(Records for the exercise):
· · · · · · ·

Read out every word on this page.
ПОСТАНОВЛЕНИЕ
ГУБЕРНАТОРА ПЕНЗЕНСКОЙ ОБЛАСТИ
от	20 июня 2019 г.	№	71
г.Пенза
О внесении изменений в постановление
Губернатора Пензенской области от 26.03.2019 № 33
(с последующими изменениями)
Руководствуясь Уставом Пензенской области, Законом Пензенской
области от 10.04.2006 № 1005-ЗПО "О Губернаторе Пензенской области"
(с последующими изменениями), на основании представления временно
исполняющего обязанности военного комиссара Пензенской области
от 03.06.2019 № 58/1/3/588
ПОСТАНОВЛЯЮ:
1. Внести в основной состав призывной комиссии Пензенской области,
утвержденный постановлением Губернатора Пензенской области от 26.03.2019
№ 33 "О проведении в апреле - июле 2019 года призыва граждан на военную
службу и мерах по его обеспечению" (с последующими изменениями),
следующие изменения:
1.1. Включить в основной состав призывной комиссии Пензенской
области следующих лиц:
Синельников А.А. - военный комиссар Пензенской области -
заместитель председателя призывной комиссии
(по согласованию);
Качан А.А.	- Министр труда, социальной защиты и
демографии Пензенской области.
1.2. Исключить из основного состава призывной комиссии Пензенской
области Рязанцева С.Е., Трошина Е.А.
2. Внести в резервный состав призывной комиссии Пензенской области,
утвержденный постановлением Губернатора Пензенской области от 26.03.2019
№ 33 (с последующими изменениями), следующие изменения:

· · · · · · ·

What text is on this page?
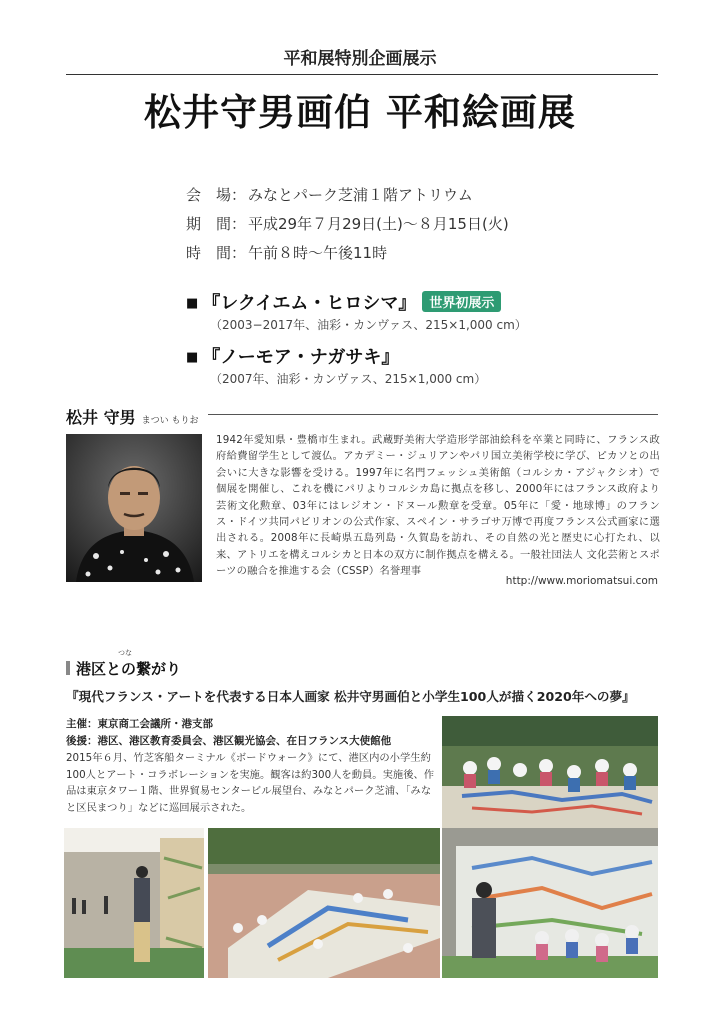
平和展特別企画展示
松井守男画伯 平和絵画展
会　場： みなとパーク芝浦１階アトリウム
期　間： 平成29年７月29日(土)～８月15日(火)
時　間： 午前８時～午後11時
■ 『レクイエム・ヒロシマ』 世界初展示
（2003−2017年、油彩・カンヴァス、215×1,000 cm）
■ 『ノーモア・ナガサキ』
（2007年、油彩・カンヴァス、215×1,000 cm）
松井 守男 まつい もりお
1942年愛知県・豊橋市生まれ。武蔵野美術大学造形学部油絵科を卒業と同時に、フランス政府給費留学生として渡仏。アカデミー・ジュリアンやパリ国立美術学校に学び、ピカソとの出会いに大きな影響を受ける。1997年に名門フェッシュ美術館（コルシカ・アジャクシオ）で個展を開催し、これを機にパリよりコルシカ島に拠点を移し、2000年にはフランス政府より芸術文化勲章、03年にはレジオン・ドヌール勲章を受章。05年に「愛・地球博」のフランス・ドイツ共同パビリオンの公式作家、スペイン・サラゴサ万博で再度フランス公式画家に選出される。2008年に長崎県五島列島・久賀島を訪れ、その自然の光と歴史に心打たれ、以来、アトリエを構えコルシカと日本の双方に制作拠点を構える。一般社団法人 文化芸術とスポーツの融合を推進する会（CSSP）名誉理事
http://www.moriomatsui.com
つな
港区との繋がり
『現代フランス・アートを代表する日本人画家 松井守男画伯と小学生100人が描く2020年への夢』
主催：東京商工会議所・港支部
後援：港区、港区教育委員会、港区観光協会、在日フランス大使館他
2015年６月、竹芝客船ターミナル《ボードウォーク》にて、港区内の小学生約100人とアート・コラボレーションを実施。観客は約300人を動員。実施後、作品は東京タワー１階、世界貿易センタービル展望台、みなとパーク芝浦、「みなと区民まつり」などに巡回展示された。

· · · · · · ·

Determine how many lines of the data contain the word "последующими", and reply with that number only.

(The solution):
4